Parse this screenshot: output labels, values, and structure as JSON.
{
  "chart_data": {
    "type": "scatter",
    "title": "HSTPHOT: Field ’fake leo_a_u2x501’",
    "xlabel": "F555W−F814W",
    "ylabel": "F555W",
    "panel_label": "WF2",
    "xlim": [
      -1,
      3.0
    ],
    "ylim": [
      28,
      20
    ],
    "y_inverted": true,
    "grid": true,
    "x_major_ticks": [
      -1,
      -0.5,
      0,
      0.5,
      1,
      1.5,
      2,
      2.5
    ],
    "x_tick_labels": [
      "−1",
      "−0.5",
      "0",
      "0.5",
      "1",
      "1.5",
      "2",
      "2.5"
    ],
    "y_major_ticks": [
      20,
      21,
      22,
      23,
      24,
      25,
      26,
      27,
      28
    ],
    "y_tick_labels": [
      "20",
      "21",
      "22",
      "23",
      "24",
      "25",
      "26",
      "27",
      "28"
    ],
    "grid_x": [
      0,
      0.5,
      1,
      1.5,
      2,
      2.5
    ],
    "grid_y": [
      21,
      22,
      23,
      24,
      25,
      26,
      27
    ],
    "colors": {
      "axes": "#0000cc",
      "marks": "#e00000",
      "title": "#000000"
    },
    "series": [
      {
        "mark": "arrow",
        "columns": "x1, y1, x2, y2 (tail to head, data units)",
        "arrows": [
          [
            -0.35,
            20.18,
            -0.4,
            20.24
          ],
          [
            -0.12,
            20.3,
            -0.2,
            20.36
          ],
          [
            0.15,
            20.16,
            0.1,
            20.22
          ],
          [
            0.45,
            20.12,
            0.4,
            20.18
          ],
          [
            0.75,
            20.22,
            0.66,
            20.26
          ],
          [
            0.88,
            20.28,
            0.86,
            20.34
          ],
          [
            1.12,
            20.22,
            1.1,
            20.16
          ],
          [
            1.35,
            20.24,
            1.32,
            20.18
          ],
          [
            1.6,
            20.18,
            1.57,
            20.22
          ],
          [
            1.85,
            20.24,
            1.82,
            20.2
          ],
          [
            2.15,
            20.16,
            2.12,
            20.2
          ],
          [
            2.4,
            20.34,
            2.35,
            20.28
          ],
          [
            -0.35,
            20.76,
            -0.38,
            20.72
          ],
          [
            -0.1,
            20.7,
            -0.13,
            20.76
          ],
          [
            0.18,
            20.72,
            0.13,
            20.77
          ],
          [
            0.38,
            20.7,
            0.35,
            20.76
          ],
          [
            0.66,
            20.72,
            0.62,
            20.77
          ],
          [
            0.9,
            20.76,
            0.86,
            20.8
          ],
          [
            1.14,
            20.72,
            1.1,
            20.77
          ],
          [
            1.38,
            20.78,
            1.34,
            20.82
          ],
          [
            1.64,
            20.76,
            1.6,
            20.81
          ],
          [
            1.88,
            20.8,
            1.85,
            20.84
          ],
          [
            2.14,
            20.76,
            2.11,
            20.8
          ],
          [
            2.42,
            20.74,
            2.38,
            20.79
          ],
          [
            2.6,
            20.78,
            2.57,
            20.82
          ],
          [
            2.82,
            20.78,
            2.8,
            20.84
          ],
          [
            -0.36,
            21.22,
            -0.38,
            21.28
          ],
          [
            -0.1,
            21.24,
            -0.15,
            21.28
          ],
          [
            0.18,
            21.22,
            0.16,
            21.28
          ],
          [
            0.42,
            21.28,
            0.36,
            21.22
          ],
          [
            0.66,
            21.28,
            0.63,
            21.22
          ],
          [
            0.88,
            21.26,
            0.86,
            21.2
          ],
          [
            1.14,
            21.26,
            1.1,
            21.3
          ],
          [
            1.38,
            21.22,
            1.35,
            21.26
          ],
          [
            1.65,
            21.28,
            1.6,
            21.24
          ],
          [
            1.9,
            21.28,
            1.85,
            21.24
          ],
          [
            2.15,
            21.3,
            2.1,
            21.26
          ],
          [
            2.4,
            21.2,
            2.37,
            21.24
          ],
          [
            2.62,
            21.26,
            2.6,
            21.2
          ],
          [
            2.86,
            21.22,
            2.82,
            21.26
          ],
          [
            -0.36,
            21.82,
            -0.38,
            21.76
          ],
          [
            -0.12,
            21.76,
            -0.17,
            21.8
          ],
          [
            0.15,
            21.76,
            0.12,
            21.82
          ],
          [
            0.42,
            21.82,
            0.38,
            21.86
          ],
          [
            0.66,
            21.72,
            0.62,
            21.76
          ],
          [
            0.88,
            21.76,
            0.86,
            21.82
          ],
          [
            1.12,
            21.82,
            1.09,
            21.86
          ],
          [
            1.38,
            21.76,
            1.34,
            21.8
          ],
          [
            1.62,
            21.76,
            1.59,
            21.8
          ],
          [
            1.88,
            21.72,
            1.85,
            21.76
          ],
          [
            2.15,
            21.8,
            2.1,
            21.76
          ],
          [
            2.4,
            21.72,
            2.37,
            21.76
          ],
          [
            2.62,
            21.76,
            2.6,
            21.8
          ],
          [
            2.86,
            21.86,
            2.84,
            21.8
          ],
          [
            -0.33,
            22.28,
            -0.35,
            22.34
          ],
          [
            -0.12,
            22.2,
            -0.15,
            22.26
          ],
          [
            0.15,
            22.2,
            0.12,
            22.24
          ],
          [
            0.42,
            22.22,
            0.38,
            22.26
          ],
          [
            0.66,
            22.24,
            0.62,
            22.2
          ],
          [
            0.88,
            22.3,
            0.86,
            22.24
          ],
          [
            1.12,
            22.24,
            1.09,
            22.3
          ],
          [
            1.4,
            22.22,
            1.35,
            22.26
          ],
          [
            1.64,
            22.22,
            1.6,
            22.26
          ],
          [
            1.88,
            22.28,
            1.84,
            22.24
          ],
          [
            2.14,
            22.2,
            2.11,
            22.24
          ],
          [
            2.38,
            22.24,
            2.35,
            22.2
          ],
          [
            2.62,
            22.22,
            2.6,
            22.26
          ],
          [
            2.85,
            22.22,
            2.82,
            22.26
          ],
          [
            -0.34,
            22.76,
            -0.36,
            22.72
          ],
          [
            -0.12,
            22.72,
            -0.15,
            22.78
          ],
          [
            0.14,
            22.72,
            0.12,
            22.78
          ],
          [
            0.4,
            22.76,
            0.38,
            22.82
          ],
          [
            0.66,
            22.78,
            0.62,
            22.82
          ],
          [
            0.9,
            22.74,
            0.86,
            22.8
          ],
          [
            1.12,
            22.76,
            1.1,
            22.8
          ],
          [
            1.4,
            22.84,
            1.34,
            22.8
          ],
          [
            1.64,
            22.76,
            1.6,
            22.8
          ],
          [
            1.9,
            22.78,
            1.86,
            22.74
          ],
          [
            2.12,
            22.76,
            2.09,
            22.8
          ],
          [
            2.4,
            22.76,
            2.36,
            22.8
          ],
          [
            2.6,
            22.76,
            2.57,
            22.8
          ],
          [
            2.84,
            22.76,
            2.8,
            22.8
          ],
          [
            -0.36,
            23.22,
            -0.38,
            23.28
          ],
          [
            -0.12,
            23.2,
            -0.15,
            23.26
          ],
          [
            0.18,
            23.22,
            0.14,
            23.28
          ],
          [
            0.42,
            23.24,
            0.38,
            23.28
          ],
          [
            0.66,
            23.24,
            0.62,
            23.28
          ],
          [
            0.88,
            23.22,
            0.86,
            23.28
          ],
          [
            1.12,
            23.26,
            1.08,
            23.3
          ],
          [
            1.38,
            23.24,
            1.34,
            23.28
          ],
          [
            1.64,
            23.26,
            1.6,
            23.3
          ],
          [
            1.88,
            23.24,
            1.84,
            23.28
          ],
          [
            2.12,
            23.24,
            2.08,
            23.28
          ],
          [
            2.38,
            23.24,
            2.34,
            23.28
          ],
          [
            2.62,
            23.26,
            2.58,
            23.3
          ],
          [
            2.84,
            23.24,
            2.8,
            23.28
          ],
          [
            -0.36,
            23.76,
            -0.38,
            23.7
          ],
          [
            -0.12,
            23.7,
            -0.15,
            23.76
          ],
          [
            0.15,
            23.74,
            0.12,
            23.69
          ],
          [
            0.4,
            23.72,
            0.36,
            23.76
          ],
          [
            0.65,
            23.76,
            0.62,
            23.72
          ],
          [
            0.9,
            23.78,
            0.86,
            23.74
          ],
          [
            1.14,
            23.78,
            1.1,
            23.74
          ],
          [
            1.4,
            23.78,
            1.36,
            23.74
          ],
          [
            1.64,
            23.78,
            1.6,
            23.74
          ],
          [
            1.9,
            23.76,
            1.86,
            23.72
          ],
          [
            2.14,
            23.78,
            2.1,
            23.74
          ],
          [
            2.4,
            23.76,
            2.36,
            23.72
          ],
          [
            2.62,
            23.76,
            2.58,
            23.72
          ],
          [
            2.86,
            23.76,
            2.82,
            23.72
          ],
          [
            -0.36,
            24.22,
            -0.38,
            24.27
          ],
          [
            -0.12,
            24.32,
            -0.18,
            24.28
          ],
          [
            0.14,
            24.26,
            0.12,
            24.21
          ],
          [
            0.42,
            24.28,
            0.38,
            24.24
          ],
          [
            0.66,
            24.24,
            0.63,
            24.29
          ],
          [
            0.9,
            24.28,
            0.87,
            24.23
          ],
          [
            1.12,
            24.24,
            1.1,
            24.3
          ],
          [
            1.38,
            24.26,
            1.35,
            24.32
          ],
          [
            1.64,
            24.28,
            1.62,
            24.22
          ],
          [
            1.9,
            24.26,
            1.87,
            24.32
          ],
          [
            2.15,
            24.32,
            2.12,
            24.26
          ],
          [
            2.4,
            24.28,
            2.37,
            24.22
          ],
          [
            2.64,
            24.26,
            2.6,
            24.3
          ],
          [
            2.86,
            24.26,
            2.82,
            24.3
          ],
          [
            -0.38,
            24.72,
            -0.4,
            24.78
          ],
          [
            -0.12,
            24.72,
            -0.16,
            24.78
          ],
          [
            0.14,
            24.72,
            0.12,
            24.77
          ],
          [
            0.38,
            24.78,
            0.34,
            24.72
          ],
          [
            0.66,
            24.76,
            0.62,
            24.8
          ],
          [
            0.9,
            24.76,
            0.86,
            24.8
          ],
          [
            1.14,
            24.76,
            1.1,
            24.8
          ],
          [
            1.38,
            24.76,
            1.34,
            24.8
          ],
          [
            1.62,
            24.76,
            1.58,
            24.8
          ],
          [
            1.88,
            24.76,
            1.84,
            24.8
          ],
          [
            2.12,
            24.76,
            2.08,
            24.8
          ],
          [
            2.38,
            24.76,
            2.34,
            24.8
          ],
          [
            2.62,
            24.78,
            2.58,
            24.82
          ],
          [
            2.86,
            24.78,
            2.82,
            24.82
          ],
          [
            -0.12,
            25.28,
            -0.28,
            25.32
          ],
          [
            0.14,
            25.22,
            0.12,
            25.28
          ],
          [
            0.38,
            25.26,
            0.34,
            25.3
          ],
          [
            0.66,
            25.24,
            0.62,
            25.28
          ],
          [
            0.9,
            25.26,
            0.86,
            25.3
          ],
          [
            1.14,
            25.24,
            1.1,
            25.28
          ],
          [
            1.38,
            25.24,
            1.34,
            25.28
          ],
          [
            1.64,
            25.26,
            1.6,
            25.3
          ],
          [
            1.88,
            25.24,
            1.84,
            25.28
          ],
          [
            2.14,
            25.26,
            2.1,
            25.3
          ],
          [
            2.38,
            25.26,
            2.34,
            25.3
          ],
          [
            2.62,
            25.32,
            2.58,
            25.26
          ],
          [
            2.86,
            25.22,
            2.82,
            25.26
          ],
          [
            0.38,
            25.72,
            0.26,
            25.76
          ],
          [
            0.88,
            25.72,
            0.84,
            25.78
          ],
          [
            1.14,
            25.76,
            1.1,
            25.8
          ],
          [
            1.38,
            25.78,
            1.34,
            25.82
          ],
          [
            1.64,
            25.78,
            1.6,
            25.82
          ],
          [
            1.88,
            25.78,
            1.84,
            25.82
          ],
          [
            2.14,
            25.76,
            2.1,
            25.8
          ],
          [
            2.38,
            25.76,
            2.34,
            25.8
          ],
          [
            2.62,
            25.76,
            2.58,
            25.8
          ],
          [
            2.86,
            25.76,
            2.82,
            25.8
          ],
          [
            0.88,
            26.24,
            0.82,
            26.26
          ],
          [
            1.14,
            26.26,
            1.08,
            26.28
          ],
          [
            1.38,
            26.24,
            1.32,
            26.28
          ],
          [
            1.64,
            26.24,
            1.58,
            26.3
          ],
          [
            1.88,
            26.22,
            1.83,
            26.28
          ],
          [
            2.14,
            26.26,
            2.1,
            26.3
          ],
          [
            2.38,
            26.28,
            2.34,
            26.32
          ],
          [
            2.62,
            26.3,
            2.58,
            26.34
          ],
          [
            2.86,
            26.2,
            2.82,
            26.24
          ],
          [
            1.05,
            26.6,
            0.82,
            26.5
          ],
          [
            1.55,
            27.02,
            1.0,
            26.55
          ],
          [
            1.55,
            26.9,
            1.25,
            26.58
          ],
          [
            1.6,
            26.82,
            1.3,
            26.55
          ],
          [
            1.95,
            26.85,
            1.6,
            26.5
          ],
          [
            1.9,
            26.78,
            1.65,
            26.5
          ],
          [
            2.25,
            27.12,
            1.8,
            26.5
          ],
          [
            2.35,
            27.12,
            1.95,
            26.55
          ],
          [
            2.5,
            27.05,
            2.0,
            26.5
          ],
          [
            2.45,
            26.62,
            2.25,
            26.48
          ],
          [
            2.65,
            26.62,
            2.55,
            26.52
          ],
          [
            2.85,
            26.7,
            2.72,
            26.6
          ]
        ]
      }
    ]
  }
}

============================================================

▶ _DESCRIPTION OF THE TASK_: Within the listing above, find every line containing the string "title" and return it.

▶ _OUTPUT OF THE EXERCISE_:
    "title": "HSTPHOT: Field ’fake leo_a_u2x501’",
      "title": "#000000"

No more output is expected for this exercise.